GIVEN REQUEST: What number of lines contain the word "fazendo"? Reply with the number and nothing else.

(Stored entries)
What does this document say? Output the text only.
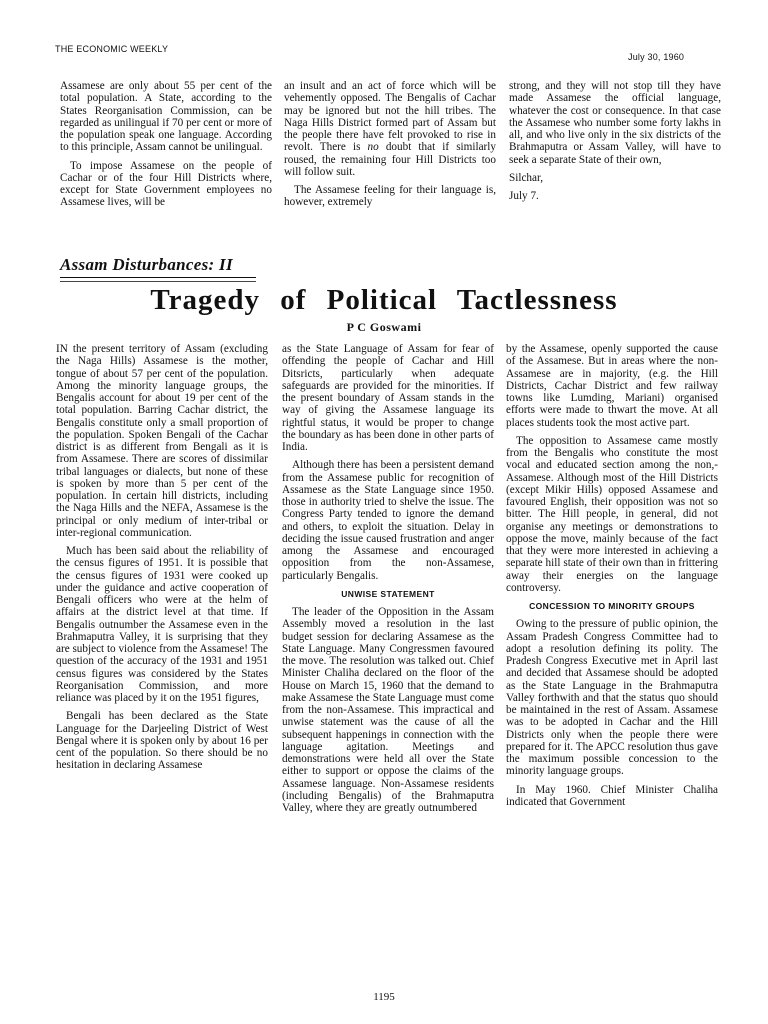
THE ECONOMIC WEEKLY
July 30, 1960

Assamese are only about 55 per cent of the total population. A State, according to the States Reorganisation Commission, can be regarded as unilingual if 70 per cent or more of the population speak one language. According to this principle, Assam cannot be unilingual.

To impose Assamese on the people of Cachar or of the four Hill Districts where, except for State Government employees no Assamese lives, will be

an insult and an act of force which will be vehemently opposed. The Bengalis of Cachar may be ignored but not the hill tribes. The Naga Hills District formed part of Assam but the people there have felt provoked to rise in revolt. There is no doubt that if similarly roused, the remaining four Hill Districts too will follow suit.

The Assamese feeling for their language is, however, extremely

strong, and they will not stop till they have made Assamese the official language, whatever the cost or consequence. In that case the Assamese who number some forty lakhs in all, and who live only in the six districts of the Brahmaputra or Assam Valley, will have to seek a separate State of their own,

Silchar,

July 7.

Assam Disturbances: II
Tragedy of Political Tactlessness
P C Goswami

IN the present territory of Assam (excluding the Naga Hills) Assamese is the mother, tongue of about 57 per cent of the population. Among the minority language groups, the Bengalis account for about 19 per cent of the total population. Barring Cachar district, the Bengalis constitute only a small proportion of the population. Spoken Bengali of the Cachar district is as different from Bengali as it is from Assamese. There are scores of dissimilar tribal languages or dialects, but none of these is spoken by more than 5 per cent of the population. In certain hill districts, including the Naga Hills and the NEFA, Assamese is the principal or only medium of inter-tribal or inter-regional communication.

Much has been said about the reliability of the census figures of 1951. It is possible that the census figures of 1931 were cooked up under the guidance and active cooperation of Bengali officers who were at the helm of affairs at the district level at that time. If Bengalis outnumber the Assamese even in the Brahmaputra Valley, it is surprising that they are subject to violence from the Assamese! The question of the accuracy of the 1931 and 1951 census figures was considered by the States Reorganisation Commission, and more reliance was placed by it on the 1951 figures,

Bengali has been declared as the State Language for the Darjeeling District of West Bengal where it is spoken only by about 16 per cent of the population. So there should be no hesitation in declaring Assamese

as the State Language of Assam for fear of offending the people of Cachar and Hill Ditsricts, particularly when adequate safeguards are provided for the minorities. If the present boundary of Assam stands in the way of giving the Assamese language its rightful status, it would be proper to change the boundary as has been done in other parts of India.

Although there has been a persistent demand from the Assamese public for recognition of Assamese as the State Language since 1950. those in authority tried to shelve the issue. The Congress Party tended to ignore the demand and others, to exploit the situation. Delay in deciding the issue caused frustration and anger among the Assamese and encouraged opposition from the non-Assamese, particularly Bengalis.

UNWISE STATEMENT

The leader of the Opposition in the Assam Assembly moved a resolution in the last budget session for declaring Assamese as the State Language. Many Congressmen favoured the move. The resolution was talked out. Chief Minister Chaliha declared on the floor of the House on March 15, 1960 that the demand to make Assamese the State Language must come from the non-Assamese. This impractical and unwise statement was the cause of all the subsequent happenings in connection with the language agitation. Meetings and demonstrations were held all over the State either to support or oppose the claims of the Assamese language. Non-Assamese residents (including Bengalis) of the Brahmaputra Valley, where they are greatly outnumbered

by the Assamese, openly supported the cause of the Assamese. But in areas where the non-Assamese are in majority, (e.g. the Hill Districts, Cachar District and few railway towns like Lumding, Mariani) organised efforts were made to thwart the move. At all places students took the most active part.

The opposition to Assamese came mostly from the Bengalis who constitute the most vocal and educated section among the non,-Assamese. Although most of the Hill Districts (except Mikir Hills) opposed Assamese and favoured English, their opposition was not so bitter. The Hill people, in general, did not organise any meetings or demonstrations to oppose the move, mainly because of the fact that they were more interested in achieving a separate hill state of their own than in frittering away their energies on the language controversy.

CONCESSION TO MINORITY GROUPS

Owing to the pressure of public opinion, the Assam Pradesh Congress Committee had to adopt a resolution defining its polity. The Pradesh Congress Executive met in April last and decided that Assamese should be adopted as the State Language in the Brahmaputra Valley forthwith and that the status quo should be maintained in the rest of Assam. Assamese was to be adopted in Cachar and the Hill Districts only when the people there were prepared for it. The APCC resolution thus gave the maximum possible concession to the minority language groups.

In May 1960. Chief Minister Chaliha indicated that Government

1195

==

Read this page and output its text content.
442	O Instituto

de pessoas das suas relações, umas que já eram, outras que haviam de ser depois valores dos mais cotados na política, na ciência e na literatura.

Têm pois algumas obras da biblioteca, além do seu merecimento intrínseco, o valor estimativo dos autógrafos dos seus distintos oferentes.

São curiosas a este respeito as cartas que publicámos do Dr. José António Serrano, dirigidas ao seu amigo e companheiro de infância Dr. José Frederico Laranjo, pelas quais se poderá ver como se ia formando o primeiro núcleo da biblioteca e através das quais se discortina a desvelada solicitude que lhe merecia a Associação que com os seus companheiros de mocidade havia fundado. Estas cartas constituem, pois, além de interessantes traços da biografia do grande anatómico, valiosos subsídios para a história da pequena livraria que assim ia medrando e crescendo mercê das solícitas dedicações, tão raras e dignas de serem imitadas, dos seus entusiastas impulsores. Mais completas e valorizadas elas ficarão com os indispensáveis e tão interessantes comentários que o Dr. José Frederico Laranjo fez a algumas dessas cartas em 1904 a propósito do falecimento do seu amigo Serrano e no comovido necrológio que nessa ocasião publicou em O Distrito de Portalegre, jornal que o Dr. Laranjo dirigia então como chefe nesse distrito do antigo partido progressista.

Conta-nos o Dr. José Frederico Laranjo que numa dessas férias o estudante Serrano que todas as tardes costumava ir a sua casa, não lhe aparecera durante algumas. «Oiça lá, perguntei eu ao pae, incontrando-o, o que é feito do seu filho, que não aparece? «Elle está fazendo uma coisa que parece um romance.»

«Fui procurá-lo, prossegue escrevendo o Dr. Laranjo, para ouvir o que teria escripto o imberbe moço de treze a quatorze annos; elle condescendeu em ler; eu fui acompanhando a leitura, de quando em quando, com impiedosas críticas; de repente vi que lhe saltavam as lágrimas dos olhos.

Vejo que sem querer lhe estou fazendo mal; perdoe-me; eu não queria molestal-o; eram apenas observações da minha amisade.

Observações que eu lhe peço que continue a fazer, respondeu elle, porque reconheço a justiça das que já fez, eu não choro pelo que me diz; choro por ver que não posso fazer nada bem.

THE COMPLETED TASK: 2